**Input data:**
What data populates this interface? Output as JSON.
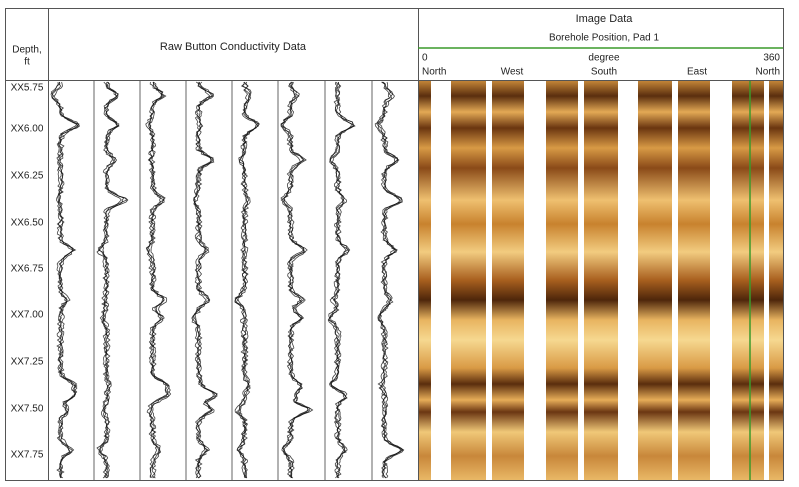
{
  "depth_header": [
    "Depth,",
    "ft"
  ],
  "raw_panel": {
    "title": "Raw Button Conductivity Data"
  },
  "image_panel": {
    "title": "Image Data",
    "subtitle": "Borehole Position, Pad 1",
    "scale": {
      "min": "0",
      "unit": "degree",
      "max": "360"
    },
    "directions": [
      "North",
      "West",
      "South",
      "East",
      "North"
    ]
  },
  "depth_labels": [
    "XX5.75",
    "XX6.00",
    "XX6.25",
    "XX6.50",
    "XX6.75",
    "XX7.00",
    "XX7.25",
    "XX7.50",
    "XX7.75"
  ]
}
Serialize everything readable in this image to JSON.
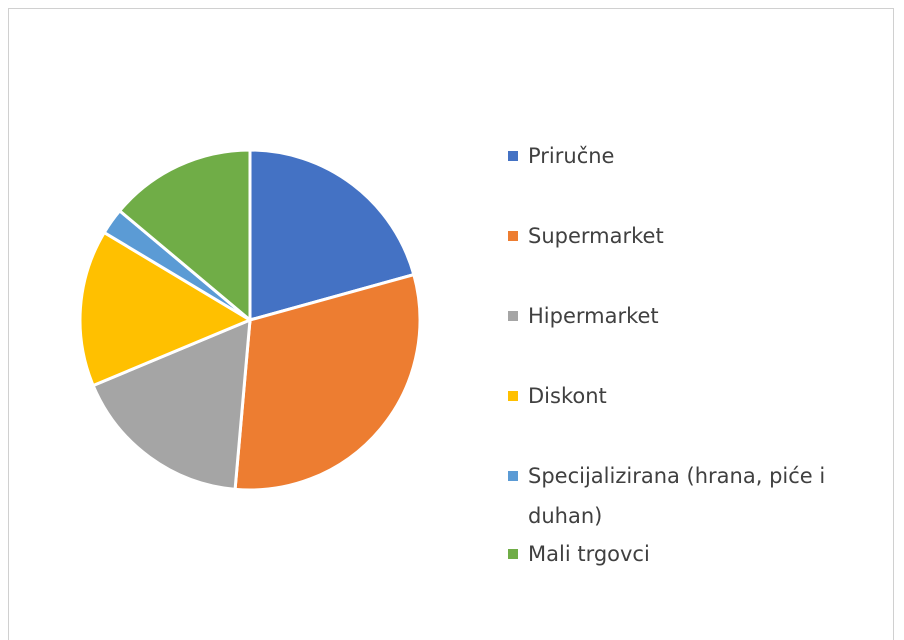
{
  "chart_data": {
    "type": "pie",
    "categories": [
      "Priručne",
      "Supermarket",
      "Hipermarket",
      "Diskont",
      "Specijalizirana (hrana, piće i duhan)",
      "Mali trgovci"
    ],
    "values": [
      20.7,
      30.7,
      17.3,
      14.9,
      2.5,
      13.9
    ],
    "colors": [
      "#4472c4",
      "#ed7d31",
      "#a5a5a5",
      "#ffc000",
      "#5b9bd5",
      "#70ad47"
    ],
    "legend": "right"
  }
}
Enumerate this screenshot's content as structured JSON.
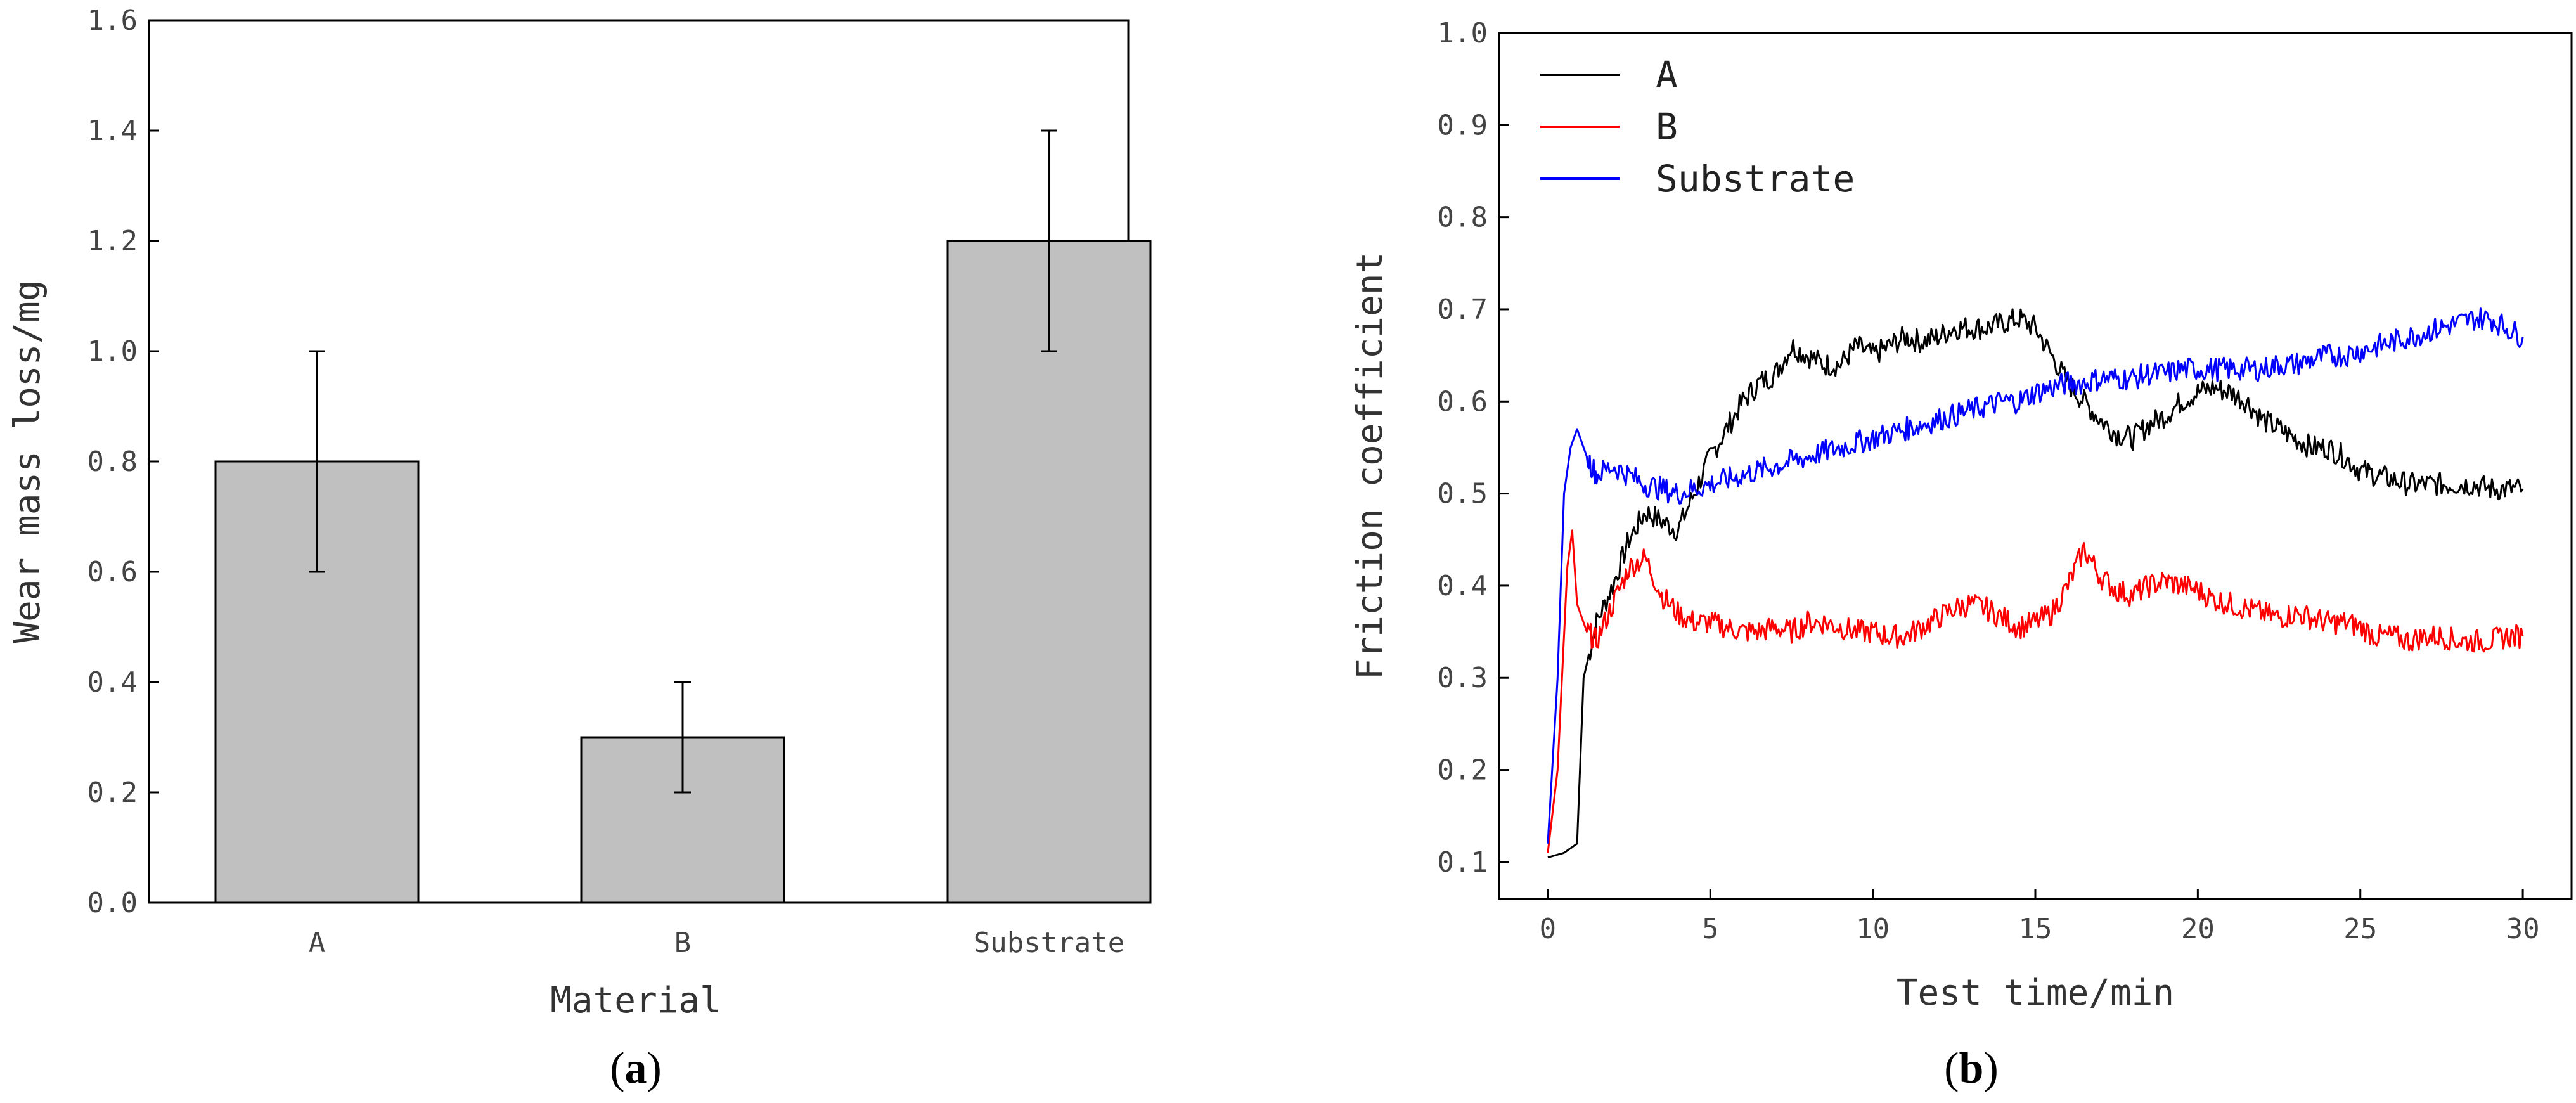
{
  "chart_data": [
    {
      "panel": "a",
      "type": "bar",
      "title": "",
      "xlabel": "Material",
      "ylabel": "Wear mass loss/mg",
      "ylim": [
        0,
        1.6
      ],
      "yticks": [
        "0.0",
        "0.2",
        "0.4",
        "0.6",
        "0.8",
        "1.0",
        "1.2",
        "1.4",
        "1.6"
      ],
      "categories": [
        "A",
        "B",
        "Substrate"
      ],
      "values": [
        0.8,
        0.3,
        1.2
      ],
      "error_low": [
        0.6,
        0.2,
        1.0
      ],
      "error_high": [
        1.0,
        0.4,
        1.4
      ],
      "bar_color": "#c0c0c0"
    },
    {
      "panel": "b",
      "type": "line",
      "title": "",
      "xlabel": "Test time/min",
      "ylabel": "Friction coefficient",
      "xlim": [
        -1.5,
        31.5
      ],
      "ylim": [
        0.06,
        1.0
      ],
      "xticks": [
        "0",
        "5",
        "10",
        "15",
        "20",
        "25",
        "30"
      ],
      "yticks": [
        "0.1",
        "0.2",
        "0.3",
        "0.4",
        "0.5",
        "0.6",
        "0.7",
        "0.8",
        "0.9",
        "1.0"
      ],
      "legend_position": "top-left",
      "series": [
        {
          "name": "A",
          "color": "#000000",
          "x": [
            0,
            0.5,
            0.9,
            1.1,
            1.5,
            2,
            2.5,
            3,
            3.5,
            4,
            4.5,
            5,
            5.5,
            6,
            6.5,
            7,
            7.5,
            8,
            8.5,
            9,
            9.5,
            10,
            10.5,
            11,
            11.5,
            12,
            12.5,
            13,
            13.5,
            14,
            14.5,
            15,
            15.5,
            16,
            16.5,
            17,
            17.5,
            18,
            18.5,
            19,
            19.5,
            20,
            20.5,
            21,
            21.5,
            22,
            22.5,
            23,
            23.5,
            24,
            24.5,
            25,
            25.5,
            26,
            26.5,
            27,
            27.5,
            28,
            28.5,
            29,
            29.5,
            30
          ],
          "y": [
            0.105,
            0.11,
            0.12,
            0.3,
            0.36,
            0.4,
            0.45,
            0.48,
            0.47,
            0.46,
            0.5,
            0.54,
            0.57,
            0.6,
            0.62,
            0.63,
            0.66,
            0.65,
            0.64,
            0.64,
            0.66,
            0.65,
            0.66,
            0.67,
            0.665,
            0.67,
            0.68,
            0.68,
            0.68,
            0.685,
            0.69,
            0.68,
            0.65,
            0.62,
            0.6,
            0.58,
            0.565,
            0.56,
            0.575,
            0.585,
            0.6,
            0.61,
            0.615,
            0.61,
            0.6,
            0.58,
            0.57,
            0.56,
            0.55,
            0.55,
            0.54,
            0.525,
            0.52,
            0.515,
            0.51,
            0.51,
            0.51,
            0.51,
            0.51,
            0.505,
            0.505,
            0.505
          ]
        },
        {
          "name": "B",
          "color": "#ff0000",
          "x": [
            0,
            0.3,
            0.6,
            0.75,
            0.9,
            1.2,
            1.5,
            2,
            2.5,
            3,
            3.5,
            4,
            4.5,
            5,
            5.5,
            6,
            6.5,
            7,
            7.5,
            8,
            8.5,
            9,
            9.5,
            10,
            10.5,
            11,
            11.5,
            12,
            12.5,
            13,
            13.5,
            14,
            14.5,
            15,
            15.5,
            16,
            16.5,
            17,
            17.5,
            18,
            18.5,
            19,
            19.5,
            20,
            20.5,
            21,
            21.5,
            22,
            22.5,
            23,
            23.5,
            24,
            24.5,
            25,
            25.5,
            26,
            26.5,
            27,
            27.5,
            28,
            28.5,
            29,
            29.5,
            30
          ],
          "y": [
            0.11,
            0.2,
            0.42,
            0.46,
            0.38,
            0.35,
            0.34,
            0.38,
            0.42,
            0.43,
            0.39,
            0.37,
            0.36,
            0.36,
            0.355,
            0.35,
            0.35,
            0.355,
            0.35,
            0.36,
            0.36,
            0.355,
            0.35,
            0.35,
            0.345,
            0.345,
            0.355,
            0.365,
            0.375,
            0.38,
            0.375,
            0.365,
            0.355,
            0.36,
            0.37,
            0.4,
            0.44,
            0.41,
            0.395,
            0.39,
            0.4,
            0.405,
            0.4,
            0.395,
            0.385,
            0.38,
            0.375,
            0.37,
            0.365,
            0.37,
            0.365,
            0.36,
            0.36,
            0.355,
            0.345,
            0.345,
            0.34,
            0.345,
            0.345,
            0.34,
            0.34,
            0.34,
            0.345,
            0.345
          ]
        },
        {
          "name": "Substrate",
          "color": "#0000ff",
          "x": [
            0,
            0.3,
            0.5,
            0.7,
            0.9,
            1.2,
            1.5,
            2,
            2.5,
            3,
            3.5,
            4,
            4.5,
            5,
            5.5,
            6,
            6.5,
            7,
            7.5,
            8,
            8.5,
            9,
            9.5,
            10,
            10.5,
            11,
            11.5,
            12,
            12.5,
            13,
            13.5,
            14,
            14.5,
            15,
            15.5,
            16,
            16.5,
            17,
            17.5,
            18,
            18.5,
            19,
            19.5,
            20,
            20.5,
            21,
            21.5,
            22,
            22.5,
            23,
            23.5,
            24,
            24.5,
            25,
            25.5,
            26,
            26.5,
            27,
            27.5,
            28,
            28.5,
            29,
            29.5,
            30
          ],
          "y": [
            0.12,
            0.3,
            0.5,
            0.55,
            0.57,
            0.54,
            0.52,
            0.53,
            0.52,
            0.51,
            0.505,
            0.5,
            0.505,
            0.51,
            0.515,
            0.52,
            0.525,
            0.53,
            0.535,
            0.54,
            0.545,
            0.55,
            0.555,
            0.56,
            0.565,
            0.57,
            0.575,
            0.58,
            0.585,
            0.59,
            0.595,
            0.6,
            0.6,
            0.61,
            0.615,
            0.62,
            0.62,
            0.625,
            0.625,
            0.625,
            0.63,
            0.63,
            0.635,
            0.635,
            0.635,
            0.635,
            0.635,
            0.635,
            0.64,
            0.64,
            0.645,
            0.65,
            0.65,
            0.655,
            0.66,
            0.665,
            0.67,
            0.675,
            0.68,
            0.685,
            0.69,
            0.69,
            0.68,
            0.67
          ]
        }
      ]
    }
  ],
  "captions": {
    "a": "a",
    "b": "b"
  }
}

**Exercise:** Only the number is wanted: how many lines of the material contain the word "this"?

**Output of the task:** 3